TASK DESCRIPTION: Repeat every record below exactly as it appears.

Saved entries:
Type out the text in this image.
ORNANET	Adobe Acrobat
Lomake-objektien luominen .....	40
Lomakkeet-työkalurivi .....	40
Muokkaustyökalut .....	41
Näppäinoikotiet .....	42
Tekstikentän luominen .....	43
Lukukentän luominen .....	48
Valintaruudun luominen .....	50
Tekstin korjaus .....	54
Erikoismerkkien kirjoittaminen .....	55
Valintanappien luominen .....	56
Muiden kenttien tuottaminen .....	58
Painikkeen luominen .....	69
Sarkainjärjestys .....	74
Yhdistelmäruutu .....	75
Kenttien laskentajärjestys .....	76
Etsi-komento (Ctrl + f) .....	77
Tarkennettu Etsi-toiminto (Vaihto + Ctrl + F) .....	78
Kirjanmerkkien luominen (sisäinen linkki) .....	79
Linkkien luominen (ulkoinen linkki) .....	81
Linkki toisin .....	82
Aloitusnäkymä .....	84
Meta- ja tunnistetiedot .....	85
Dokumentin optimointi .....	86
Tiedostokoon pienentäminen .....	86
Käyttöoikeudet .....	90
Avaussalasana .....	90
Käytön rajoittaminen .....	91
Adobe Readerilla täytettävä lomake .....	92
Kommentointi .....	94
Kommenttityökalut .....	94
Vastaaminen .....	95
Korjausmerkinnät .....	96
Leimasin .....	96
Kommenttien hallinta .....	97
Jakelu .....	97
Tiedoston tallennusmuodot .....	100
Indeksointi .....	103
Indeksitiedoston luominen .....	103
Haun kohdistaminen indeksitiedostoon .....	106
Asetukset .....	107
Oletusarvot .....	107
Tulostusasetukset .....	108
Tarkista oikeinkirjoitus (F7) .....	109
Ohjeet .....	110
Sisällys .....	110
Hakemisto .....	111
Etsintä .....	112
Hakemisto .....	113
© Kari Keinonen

COMPLETED TASK:
Type out the text in this image.
ORNANET	Adobe Acrobat
Lomake-objektien luominen .....	40
Lomakkeet-työkalurivi .....	40
Muokkaustyökalut .....	41
Näppäinoikotiet .....	42
Tekstikentän luominen .....	43
Lukukentän luominen .....	48
Valintaruudun luominen .....	50
Tekstin korjaus .....	54
Erikoismerkkien kirjoittaminen .....	55
Valintanappien luominen .....	56
Muiden kenttien tuottaminen .....	58
Painikkeen luominen .....	69
Sarkainjärjestys .....	74
Yhdistelmäruutu .....	75
Kenttien laskentajärjestys .....	76
Etsi-komento (Ctrl + f) .....	77
Tarkennettu Etsi-toiminto (Vaihto + Ctrl + F) .....	78
Kirjanmerkkien luominen (sisäinen linkki) .....	79
Linkkien luominen (ulkoinen linkki) .....	81
Linkki toisin .....	82
Aloitusnäkymä .....	84
Meta- ja tunnistetiedot .....	85
Dokumentin optimointi .....	86
Tiedostokoon pienentäminen .....	86
Käyttöoikeudet .....	90
Avaussalasana .....	90
Käytön rajoittaminen .....	91
Adobe Readerilla täytettävä lomake .....	92
Kommentointi .....	94
Kommenttityökalut .....	94
Vastaaminen .....	95
Korjausmerkinnät .....	96
Leimasin .....	96
Kommenttien hallinta .....	97
Jakelu .....	97
Tiedoston tallennusmuodot .....	100
Indeksointi .....	103
Indeksitiedoston luominen .....	103
Haun kohdistaminen indeksitiedostoon .....	106
Asetukset .....	107
Oletusarvot .....	107
Tulostusasetukset .....	108
Tarkista oikeinkirjoitus (F7) .....	109
Ohjeet .....	110
Sisällys .....	110
Hakemisto .....	111
Etsintä .....	112
Hakemisto .....	113
© Kari Keinonen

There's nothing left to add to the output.